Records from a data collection

###

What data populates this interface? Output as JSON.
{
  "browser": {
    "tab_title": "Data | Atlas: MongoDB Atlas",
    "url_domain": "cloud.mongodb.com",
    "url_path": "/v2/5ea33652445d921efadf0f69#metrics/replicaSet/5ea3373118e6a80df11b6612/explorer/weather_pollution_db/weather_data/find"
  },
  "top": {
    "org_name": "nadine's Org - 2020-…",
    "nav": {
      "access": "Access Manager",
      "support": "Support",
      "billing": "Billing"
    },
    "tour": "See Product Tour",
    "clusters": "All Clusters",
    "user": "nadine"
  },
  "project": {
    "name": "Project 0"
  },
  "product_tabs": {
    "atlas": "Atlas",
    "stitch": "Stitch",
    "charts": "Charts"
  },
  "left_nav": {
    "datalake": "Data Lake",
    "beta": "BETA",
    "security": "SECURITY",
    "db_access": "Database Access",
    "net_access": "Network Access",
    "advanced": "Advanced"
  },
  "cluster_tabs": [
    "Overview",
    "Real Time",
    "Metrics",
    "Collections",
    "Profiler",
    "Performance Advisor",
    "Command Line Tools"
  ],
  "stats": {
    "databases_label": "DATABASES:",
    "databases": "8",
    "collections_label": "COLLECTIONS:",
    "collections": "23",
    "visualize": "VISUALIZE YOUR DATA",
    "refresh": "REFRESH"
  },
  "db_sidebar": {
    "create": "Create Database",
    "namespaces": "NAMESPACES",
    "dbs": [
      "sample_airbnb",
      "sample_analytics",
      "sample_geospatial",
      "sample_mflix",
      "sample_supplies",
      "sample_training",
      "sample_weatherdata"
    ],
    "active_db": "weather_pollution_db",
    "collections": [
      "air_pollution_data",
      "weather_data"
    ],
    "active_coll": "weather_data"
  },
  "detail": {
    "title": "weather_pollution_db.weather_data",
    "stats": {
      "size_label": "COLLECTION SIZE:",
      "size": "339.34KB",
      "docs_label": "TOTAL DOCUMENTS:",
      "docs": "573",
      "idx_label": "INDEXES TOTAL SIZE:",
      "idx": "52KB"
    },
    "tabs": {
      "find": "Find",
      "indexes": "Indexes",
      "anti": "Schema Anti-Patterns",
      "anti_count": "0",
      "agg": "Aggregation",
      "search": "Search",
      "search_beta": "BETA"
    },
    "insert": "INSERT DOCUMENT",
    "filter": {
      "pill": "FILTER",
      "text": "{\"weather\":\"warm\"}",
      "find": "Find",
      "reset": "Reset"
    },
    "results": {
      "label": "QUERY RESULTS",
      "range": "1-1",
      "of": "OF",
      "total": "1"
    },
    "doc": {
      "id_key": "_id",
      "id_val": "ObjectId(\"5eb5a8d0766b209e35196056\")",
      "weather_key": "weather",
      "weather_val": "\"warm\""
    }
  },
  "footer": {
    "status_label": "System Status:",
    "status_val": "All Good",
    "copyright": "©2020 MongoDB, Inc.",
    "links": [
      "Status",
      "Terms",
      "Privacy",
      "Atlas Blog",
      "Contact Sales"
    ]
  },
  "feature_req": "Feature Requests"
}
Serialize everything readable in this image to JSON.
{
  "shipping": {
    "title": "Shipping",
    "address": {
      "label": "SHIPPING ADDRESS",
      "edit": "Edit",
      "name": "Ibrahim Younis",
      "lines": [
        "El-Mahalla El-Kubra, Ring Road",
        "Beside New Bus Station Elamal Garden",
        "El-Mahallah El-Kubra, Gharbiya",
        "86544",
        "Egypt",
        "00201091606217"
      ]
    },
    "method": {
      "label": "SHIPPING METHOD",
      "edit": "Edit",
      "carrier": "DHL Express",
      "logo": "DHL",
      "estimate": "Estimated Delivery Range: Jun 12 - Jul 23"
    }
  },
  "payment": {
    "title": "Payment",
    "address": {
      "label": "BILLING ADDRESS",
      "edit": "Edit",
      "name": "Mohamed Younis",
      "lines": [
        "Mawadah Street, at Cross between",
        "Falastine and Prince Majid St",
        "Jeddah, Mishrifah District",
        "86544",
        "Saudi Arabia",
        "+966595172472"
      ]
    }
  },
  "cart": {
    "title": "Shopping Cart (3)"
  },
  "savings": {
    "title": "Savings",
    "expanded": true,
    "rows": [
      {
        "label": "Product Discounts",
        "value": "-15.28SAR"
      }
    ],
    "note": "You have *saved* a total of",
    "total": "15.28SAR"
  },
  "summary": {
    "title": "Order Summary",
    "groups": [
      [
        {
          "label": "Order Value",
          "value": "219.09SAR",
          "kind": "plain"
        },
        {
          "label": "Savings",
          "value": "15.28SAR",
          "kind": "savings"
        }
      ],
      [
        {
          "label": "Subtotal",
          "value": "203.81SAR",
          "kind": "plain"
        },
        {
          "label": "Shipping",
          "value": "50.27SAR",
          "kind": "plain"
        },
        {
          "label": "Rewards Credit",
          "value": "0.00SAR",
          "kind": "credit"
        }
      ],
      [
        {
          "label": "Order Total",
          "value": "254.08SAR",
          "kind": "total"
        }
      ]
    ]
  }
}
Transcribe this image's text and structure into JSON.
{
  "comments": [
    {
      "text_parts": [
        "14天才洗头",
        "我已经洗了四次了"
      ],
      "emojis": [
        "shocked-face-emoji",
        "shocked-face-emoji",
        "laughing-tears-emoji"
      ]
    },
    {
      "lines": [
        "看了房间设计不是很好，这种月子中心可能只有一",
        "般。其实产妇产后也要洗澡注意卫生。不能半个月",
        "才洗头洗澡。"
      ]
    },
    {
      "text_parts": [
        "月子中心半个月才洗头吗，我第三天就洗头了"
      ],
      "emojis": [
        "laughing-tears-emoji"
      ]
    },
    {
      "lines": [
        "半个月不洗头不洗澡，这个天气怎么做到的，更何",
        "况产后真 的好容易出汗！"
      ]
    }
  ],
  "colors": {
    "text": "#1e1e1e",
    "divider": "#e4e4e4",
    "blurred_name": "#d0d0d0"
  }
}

###

Task description -> Reproduce the lines from the one containing "Transcribe this image's" to the end of the entries, keeping both ends and adding nothing.

Exercise result ->
Transcribe this image's text and structure into JSON.
{
  "comments": [
    {
      "text_parts": [
        "14天才洗头",
        "我已经洗了四次了"
      ],
      "emojis": [
        "shocked-face-emoji",
        "shocked-face-emoji",
        "laughing-tears-emoji"
      ]
    },
    {
      "lines": [
        "看了房间设计不是很好，这种月子中心可能只有一",
        "般。其实产妇产后也要洗澡注意卫生。不能半个月",
        "才洗头洗澡。"
      ]
    },
    {
      "text_parts": [
        "月子中心半个月才洗头吗，我第三天就洗头了"
      ],
      "emojis": [
        "laughing-tears-emoji"
      ]
    },
    {
      "lines": [
        "半个月不洗头不洗澡，这个天气怎么做到的，更何",
        "况产后真 的好容易出汗！"
      ]
    }
  ],
  "colors": {
    "text": "#1e1e1e",
    "divider": "#e4e4e4",
    "blurred_name": "#d0d0d0"
  }
}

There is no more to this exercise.